- [Stated problem]: Check each line of the records below for the string "this", then state how many lines contain it, with no other output.

- [The records]:
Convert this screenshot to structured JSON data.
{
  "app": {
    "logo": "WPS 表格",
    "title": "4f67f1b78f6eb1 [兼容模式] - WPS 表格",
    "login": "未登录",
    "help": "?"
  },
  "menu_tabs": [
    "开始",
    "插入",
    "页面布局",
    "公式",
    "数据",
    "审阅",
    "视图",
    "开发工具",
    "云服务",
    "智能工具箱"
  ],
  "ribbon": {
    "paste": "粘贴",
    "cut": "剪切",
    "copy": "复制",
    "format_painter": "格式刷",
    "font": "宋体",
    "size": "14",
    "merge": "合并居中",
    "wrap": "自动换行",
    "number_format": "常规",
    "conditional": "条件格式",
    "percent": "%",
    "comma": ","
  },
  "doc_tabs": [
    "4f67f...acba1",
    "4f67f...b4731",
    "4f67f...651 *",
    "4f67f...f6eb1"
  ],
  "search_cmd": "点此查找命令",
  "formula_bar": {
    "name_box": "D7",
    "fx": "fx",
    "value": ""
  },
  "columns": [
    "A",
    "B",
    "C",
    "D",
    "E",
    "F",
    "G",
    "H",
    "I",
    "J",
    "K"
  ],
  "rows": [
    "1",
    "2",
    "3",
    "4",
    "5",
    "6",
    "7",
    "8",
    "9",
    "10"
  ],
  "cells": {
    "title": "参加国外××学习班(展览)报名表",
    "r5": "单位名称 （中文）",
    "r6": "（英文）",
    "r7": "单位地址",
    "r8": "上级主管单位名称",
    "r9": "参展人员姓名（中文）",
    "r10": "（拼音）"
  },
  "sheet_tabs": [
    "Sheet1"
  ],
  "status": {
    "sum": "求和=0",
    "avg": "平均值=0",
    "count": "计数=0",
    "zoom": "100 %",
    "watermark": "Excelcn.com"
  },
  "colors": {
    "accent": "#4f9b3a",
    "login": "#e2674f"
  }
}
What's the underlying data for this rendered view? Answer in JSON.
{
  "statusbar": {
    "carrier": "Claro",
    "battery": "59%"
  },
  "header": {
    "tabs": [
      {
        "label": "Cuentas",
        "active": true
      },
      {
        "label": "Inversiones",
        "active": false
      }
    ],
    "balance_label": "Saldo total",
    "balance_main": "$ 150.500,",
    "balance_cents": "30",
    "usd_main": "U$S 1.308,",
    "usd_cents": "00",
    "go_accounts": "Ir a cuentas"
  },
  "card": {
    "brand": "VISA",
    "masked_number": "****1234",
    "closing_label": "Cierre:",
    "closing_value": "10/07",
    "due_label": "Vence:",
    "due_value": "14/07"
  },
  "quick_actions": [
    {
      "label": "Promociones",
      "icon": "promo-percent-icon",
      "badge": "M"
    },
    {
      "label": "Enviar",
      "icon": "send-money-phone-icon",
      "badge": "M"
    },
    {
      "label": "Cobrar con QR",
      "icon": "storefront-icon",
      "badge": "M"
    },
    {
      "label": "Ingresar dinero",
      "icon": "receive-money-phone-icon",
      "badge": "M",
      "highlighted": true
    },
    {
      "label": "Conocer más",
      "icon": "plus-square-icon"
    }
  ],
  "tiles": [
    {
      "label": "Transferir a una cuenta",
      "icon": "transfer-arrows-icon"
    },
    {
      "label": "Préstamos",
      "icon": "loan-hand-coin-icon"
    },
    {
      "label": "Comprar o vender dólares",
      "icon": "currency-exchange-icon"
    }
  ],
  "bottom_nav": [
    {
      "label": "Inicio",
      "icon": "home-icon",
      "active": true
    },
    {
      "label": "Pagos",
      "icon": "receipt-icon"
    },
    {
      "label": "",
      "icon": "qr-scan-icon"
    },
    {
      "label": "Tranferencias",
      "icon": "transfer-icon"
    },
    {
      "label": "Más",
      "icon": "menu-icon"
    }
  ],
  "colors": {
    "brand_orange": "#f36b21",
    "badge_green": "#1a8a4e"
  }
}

- [Reply]: 2